> _Complete the following_
#1 In the passage on Overhauser magnetometers, what is the optional temperature range of operation?
#2 Write the next part of the passage on Overhauser magnetometers, picking up after its final sentence.

> _Source extract_

>>>

Dr. Ivan Hrvoic and Mike Wilson (GEM Systems, Inc., Markham, Ontario)

Magnetometers and gradiometers are being used increasingly in monitoring roles (i.e. to monitor atmospheric magnetic disturbances, volcanoes or earthquakes).

The Overhauser magnetometer, with its unique set of features, represents a pillar of modern magnetometry of the Earth’s magnetic field. Its sensitivity matches costlier and less convenient cesium magnetometers, for example. The Overhauser magnetometer also offers superior omnidirectional sensors; no dead zones; no heading errors; or warm-up time prior to surveys; wide temperature range of operation (from -40°C to 50°C standard and -55°C to 60°C optional); rugged and reliable design; and virtually no maintenance during its lifetime. Other advantages include high absolute accuracy, rapid speed of operation (up to 5 readings per second), and exceptionally low power consumption.

Overhauser magnetometers use proton precession signals to measure the magnetic field – but that’s where the similarity with the proton precession magnetometer ends.

Overhauser magnetometers were introduced by GEM Systems, Inc. following R&D in the 80’s and 90’s, and are the standard for magnetic observatories, long term magnetic field monitoring in volcanology, geophysical ground and vehicle borne exploration, and marine exploration.

<<<

> _Extracted data_
>>>

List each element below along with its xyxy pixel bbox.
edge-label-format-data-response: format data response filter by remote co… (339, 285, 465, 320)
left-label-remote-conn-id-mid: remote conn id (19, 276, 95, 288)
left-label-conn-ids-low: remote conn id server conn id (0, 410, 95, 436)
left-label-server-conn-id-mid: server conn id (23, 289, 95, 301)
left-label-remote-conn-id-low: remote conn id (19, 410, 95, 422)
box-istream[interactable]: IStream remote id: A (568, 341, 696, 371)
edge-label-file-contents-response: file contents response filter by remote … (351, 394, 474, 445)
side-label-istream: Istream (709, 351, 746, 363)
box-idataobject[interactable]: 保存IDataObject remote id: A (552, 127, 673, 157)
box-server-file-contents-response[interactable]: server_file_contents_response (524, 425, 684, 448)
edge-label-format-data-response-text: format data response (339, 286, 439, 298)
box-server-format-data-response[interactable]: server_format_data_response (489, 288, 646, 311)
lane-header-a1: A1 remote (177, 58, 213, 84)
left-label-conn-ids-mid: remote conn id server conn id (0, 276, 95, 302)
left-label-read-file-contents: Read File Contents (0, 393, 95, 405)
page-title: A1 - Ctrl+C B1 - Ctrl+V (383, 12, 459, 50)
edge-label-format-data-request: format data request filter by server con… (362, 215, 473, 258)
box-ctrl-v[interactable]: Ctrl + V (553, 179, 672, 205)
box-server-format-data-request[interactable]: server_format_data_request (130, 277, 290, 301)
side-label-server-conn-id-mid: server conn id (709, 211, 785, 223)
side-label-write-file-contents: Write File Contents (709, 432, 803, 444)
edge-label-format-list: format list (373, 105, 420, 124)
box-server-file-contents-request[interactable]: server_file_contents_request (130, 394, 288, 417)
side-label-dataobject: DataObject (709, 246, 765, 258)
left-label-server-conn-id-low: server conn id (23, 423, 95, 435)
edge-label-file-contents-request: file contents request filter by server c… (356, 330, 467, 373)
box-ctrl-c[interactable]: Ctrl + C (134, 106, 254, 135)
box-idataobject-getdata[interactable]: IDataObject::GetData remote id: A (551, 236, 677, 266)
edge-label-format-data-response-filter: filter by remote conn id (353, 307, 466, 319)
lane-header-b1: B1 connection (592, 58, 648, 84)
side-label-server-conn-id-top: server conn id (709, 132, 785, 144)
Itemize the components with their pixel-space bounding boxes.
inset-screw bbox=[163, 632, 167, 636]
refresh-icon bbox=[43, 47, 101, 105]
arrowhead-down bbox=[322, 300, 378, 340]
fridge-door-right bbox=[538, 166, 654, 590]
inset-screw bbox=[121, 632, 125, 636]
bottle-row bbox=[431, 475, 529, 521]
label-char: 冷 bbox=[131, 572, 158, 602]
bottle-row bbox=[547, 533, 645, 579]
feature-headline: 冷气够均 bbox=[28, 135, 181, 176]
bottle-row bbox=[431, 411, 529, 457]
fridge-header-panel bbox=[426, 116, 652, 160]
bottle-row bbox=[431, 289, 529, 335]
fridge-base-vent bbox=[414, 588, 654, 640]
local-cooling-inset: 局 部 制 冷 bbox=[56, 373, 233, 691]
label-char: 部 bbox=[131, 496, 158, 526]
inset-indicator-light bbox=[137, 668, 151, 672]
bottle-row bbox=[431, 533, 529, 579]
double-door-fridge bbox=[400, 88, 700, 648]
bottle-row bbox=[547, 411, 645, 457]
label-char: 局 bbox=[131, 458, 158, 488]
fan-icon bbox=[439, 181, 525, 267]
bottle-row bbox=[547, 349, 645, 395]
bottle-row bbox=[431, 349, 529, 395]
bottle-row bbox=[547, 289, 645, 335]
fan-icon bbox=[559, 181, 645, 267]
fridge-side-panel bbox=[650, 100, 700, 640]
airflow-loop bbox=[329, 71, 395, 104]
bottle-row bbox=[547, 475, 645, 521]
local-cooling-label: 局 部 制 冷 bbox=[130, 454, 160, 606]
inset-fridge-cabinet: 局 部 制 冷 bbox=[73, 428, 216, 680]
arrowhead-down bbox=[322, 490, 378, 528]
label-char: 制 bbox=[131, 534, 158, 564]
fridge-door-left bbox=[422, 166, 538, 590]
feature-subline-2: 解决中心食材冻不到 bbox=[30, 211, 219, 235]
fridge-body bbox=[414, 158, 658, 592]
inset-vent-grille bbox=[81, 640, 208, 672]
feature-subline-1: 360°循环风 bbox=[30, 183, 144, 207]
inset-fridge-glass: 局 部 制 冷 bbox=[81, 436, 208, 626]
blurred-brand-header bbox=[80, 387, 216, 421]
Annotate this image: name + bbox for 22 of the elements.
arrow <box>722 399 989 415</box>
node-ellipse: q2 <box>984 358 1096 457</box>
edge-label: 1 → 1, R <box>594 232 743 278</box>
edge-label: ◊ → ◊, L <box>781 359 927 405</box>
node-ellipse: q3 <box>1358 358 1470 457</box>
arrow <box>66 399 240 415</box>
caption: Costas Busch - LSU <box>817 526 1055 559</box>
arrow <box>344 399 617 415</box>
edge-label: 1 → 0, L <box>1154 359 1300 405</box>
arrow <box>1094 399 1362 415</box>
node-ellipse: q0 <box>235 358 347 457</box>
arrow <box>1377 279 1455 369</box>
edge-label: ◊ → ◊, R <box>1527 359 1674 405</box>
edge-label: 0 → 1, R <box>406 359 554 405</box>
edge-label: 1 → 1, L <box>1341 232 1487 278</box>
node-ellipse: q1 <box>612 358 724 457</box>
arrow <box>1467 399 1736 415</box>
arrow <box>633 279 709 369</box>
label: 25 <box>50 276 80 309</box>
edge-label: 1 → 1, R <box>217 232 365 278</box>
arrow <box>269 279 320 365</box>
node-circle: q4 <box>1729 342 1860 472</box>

<<<

> _Replies_
#1 From -55°C to 60°C.

#2
Operating Principles

The Overhauser effect takes advantage of a quantum physics effect that applies to the hydrogen atom. This effect occurs when a special liquid (containing free, unpaired electrons) is combined with hydrogen atoms and then exposed to secondary polarization from a radio frequency (RF) magnetic field (i.e. generated from a RF source).

RF magnetic fields are “transparent” to the Earth’s “DC” magnetic field and the RF frequency is well out of the bandwidth of the precession signal (i.e. they do not contribute noise to the measuring system).

The unbound electrons in the special liquid transfer their excited state (i.e. energy) to the hydrogen nuclei (i.e. protons). This transfer of energy alters the spin state populations of the protons and polarizes the liquid – just like a proton precession magnetometer – but with much less power and to much greater extent.

The proportionality of the precession frequency and magnetic flux density is perfectly linear, independent of temperature and only slightly affected by shielding effects of hydrogen orbital electrons. The constant of proportionality, γρ, is known to a high degree of accuracy.

Overhauser magnetometers achieve some 0.01nT/Hz1/2 noise levels, depending on particulars of design, and they can operate in either pulsed or continuous mode.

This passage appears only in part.